____ Dataset entries
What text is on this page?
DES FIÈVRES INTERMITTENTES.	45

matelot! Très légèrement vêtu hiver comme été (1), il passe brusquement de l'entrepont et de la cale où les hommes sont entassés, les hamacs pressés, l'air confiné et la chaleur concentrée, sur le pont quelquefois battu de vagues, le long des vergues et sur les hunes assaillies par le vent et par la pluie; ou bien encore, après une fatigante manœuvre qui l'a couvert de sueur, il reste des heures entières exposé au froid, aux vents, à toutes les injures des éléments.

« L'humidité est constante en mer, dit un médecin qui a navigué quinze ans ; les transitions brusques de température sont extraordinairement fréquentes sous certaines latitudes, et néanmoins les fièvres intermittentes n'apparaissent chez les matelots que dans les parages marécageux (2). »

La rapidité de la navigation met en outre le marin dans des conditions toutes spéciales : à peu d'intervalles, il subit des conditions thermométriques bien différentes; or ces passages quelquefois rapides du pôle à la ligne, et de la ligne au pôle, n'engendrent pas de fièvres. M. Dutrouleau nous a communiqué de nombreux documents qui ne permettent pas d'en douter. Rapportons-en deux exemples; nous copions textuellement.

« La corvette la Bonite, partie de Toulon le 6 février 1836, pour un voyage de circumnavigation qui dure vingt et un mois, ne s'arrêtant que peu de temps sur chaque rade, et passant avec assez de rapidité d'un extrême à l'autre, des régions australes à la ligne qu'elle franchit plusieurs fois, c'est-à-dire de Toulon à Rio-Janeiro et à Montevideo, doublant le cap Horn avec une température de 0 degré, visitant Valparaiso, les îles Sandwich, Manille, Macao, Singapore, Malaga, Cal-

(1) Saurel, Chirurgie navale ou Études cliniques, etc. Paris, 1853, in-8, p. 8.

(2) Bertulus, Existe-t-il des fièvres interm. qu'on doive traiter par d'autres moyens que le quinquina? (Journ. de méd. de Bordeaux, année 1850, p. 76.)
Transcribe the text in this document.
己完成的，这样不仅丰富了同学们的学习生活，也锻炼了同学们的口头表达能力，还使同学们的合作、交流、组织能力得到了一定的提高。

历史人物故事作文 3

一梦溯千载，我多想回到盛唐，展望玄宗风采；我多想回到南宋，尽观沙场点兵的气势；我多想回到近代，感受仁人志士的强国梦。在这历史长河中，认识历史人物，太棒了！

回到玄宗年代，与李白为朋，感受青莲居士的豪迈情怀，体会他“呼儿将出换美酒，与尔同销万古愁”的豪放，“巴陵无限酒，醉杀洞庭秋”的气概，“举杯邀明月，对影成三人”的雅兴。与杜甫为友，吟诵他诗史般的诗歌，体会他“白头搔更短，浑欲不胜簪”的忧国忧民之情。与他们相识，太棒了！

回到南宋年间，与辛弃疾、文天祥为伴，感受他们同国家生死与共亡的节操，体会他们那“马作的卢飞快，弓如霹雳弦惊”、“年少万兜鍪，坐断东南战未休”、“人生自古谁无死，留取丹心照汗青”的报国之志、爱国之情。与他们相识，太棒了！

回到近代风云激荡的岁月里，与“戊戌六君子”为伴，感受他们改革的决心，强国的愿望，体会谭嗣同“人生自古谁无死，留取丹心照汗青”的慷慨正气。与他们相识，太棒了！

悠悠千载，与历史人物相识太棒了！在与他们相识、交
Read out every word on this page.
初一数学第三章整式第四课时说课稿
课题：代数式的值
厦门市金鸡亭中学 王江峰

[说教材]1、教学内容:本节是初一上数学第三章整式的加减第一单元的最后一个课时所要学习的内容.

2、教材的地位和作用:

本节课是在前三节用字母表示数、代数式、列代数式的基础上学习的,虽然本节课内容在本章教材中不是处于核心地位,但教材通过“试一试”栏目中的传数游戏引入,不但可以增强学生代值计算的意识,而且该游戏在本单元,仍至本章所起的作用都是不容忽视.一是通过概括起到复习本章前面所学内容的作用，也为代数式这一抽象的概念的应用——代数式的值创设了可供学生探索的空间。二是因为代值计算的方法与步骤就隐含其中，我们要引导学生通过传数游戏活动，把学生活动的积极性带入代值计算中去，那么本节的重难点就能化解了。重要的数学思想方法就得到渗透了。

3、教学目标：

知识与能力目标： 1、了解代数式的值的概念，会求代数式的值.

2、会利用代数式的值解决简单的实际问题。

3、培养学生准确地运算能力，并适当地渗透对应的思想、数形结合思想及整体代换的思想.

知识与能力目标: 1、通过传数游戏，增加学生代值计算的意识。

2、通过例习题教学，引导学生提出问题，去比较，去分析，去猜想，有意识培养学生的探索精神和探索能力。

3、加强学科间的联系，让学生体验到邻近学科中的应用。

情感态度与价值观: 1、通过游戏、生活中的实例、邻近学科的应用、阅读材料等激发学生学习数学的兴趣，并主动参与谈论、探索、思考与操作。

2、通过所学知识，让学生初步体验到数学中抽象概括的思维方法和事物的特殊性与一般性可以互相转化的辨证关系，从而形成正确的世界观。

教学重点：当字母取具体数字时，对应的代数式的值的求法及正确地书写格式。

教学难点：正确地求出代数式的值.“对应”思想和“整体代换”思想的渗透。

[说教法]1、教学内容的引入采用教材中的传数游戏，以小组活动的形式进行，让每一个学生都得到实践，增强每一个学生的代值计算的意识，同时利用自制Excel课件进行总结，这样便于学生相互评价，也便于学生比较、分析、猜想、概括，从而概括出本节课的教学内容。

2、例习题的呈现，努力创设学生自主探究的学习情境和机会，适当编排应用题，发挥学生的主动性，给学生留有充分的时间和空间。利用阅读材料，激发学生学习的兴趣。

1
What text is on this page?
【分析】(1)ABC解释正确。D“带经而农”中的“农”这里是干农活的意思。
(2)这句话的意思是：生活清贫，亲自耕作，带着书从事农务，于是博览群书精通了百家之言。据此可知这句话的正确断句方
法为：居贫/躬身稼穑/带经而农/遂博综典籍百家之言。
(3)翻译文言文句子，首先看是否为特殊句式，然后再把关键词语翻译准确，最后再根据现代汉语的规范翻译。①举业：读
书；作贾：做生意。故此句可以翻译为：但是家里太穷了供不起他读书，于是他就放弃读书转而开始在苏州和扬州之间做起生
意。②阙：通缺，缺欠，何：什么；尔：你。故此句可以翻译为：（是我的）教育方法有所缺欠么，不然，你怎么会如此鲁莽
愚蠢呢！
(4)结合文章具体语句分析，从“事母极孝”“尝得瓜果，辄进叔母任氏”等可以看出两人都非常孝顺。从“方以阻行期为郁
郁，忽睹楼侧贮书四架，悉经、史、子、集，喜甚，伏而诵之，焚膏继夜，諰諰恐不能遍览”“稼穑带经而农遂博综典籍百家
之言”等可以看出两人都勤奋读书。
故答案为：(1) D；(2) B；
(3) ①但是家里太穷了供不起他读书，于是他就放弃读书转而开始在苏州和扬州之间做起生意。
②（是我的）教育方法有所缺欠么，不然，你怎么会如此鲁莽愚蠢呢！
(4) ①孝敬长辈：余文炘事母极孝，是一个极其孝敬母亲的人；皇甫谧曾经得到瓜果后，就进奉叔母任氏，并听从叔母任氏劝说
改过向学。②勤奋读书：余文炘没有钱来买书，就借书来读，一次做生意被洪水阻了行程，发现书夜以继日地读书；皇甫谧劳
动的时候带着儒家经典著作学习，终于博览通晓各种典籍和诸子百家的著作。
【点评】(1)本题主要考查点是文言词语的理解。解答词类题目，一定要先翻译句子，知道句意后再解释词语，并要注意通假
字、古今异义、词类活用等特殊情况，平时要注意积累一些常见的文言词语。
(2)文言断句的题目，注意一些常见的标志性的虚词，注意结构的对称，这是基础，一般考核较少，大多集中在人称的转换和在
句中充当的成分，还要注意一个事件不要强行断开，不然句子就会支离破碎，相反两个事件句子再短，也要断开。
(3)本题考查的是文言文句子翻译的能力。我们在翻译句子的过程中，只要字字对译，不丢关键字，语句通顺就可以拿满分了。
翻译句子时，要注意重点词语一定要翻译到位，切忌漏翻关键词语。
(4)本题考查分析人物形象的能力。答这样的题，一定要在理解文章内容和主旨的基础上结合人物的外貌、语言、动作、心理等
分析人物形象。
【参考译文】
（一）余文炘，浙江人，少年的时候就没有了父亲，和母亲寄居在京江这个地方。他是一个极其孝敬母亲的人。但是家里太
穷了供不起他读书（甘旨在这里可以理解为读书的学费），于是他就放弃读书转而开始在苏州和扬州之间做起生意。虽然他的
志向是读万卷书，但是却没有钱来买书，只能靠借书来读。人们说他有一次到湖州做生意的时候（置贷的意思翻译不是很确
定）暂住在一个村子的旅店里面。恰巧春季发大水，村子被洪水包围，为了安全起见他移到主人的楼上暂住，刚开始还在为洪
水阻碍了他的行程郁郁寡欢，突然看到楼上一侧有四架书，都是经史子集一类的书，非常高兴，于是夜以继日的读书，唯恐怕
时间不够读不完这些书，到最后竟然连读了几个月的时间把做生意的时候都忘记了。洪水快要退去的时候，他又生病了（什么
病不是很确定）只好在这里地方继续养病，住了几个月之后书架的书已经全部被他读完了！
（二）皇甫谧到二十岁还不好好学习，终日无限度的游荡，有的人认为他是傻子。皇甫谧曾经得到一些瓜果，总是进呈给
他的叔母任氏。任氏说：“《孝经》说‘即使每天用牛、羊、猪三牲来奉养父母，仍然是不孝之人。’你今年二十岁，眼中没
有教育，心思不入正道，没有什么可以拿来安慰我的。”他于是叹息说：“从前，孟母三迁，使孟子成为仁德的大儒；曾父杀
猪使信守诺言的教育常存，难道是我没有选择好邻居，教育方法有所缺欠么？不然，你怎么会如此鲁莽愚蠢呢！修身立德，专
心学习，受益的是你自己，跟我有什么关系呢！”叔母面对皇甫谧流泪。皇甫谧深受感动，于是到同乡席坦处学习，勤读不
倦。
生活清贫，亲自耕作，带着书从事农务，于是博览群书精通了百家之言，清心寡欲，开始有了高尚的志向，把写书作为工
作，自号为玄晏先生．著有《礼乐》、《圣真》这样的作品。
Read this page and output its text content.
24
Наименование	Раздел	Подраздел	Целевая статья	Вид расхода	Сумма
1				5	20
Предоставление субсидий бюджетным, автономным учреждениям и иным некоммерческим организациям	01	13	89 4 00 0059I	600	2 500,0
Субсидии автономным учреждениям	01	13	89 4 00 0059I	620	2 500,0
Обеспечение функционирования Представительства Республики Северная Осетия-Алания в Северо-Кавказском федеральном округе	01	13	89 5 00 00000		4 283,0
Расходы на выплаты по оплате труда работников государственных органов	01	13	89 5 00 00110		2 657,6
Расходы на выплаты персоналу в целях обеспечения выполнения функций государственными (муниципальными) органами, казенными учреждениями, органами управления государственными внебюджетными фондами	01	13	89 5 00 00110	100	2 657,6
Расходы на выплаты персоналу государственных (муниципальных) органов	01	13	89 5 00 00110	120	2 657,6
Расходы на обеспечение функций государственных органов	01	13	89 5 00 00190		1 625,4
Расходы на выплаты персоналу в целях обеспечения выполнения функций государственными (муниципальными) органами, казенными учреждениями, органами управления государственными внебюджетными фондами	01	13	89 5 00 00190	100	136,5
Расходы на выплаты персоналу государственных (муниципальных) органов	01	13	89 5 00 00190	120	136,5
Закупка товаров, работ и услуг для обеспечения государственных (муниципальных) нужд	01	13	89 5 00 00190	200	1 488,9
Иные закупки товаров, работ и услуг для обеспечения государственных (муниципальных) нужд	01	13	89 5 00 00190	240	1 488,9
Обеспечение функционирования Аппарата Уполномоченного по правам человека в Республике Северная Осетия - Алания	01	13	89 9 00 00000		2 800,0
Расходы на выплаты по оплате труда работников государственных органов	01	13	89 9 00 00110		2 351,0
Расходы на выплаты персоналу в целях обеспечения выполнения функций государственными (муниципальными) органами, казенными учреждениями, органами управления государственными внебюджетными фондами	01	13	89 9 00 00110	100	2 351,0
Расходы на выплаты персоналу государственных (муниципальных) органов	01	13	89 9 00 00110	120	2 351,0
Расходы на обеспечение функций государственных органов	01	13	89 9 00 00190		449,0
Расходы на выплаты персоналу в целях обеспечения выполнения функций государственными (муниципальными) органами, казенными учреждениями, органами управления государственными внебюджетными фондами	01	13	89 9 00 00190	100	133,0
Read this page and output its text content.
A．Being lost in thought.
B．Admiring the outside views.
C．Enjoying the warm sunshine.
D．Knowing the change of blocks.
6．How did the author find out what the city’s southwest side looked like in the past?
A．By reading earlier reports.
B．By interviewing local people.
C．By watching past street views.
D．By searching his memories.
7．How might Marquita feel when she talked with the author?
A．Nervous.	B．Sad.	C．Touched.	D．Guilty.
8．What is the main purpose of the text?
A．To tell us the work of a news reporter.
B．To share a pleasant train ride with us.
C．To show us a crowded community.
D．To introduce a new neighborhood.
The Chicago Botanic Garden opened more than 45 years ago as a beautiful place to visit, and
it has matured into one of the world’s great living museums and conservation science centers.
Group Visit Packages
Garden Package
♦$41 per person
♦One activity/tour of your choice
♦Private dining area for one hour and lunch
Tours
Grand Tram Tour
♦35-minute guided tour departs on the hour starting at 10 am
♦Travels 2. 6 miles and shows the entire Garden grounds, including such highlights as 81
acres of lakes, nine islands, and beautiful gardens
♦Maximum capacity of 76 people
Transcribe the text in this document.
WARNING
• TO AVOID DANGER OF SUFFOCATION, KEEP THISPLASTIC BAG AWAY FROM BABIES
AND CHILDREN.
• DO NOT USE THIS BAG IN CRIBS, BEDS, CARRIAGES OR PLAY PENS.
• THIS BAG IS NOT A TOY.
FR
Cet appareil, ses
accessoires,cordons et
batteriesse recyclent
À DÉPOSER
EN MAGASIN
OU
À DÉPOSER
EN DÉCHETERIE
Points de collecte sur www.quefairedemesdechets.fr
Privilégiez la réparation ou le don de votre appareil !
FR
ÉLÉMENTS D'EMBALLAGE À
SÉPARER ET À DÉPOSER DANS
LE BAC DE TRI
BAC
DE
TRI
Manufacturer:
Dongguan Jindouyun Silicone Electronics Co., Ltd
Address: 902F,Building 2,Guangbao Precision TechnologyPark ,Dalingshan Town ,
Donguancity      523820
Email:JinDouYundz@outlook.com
________
What this task involves
From the listing, copy each line containing the word "учреждениями".

Task result
Расходы на выплаты персоналу в целях обеспечения выполнения функций государственными (муниципальными) органами, казенными учреждениями, органами управления государственными внебюджетными фондами	01	13	89 5 00 00110	100	2 657,6
Расходы на выплаты персоналу в целях обеспечения выполнения функций государственными (муниципальными) органами, казенными учреждениями, органами управления государственными внебюджетными фондами	01	13	89 5 00 00190	100	136,5
Расходы на выплаты персоналу в целях обеспечения выполнения функций государственными (муниципальными) органами, казенными учреждениями, органами управления государственными внебюджетными фондами	01	13	89 9 00 00110	100	2 351,0
Расходы на выплаты персоналу в целях обеспечения выполнения функций государственными (муниципальными) органами, казенными учреждениями, органами управления государственными внебюджетными фондами	01	13	89 9 00 00190	100	133,0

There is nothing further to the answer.